## Texte source
☆ ☆ ☆ ☆ ☆ ☆ ☆
Incontournable. Jusqu’au 14 janvier prochain se tient à la Fondation Louis Vuitton, à Paris, une double exposition consacrée aux artistes Jean-Michel Basquiat (1960-1988) et Egon Schiele (1890-1918). Deux monstres sacrés du XXe siècle, deux âmes torturées, deux artistes sulfureux – chacun à sa manière si particulière – réunis pour l’évènement de l’automne parisien. Mais plus que tout, Basquiat et Schiele « partageaient quelque chose de l’ordre de la fulgurance », explique Suzanne Pagé, directrice artistique de la Fondation Louis Vuitton, qui est à l’origine de l’idée de cette exposition croisée.
Le prophète et le héraut
Morts à 28 et 27 ans, Schiele de la grippe espagnole, Basquiat d’une overdose, les deux artistes partagent plus qu’un tragique destin. Une similitude qui ne suffit pourtant pas à rassembler deux hommes ayant vécu à des époques et sur des continents différents. « Une raison bien plus convaincante est que tous deux font voir crûment à leurs contemporains ce que ceux-ci préfèrent faire semblant d’ignorer », pour le journaliste Philippe Dagen.
Dans la Vienne des années 1900, celle de Freud et de l’éclosion de la psychanalyse, Egon Schiele se bat contre le conformisme académique et l’hypocrisie de la bourgeoise austro-hongroise. Ses œuvres sont empruntes d’une évidente charge érotique, son trait continu rehaussé de couleurs donnant à voir des corps nus adoptant des postures indécentes. Son objectif : « observer frontalement ce qu’est l’être humain, avec un corps, un sexe », selon Suzanne Pagé.
☆ ☆ ☆ ☆ ☆ ☆ ☆
## Matériel présenté
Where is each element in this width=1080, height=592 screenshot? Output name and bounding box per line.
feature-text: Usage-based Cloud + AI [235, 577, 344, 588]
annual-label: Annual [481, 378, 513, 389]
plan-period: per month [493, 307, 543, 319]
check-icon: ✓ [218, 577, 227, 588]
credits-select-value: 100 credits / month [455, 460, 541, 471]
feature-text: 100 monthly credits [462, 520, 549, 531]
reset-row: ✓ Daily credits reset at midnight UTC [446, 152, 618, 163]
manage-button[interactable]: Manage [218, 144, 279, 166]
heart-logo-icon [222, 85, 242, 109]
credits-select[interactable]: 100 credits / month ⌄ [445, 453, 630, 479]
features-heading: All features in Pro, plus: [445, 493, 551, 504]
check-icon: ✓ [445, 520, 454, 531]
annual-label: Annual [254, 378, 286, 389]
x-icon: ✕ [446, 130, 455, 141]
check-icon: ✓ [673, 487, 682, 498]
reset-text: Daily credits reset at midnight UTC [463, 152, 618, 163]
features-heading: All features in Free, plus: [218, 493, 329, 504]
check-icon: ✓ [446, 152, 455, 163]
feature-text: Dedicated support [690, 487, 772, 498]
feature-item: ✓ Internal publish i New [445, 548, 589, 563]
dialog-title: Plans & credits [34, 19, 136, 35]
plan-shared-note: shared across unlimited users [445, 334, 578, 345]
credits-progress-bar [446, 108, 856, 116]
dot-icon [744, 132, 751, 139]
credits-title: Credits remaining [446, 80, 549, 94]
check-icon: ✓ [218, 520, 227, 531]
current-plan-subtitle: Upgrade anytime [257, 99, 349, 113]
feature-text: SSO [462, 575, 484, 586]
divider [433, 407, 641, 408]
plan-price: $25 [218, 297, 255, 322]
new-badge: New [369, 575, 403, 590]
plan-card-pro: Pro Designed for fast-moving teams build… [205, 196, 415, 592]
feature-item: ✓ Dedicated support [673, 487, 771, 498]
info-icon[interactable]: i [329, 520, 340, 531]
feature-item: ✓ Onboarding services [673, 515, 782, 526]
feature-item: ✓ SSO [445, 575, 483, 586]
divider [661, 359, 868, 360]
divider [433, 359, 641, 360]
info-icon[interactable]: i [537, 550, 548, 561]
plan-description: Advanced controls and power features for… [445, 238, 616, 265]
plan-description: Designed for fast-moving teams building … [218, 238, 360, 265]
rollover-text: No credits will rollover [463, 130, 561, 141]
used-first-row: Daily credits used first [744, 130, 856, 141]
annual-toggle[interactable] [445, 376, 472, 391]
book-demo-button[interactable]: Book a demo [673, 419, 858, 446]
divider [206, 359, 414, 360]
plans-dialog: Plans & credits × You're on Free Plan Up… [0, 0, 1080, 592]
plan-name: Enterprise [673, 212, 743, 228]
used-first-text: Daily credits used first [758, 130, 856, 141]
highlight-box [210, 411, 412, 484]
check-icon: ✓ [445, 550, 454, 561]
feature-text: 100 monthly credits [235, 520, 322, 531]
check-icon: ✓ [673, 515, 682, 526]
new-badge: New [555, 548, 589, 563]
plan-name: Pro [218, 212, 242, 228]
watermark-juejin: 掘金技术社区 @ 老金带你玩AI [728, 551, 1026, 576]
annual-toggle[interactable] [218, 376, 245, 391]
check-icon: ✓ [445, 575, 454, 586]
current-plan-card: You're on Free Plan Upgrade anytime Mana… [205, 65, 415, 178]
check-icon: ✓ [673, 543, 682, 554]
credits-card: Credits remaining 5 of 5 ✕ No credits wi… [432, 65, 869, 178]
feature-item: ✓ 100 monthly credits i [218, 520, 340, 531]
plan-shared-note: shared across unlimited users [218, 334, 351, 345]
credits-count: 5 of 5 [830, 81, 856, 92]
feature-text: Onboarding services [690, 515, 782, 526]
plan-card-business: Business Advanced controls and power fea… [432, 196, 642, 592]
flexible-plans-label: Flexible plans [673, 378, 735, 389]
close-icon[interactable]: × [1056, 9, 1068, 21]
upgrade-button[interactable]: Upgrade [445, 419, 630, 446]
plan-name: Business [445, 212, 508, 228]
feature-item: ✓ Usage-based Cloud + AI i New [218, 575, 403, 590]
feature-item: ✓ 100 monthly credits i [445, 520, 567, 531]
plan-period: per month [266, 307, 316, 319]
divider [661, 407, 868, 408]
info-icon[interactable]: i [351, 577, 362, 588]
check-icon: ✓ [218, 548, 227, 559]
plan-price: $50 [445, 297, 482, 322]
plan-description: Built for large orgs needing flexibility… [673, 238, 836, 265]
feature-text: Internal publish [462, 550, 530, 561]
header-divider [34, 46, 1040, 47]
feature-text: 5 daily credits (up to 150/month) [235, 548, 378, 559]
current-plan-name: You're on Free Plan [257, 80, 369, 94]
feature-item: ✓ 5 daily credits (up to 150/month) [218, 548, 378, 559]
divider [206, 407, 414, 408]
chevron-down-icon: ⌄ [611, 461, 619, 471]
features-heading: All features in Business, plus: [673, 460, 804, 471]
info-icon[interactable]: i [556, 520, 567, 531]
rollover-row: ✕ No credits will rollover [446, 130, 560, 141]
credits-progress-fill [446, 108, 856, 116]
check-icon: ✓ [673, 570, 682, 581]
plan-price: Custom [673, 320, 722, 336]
☆ ☆ ☆ ☆ ☆ ☆ ☆
## Tâches à réaliser
**A.** D'après le texte sur l'exposition Basquiat et Schiele, jusqu'à quelle date se tient cette exposition ?
**B.** Les affirmations suivantes sont-elles conformes au texte sur l'exposition Basquiat et Schiele ? Répondez par oui ou par non en citant mot pour mot le passage décisif.
(i) Schiele est mort de la grippe espagnole.
(ii) L'idée de l'exposition croisée vient du journaliste Philippe Dagen.
(iii) Schiele a vécu dans la Vienne des années 1900.
**C.** Reprenez le texte sur l'exposition Basquiat et Schiele à la suite de sa dernière phrase et rédigez-en la suite.

## Corrigé des exercices
**A.** Jusqu'au 14 janvier prochain.

**B.**
(i) Oui : « Schiele de la grippe espagnole »
(ii) Non : « Suzanne Pagé, directrice artistique de la Fondation Louis Vuitton, qui est à l’origine de l’idée de cette exposition croisée »
(iii) Oui : « Dans la Vienne des années 1900, celle de Freud et de l’éclosion de la psychanalyse, Egon Schiele se bat contre le conformisme académique »

**C.**
Pour un Jean-Michel Basquiat traînant dans l’East Village new-yorkais, le but est quant à lui de « faire exister la figure noire », pour la directrice artistique de la Fondation. A l’époque de Reagan et de l’apparition du Sida, l’artiste se fait fort de remettre les thèmes de l’esclavage, de la traite négrière et de la ségrégation au premier plan de ses toiles – au besoin avec des mots, ceux-là même que le jeune homme a commencé à graffer sur les murs de la ville sous le pseudonyme de SAMO « Same Old Shit ».
« Ils ont tous les deux un rapport très précoce, et très obsessionnel, au dessin, avec une virtuosité exceptionnelle, poursuit Suzanne Pagé.Je sens aussi chez les deux artistes une profonde détresse, qu’ils affrontent. (…) Ils ont tous deux un mentor, Klimt pour Schiele, Warhol pour Basquiat. Et surtout, ils se sont donné un but, et même une mission. L’un se voyait comme un prophète, l’autre comme un héraut de la cause des artistes noirs ».
« Ils ont tous deux connu le succès très jeunes, vite interrompu par une mort précoce, analyse Bernard Arnault. Ils ont en commun d’avoir cassé les codes, ce qui est le propre des grands artistes ». « Schiele et Basquiat me touchent beaucoup parce qu’ils représentent la créativité à l’état pur et rejoignent, dans la violence personnelle de leur expression, les préoccupations de notre époque » confie encore le président de LVMH, qui poursuit, à propos de Jean-Michel Basquiat : « Il m’a aussitôt plu. Quand on s’arrête devant un de ses tableaux, c’est l’émotion qui parle ( …). J’ai été frappé d’emblée par la sa force, par son intense palette colorée, par l’usage inédit et original qu’il faisait des matériaux trouvés ».
Bernard Arnault à la manœuvre pour rassembler les œuvres
Hasard de l’Histoire, Bernard Arnault résidait à New York quand Jean-Michel Basquiat a commencé à percer dans le milieu de l’art contemporain et à être exposé par des galeries. Le dirigeant fait même partie de ses premiers clients, bien que les deux hommes ne se soient jamais rencontrés. Une proximité avec des œuvres qui « font partie de (sa) vie » : « J’avais un de mes Basquiat accrochés chez moi, confie-t-il encore au Figaro. Un jour, mon fils avait 5 ans, je l’ai surpris avec un crayon en train de dessiner sur la toile. Une addition qui s’est bien intégrée. Je l’ai laissée (rires) ».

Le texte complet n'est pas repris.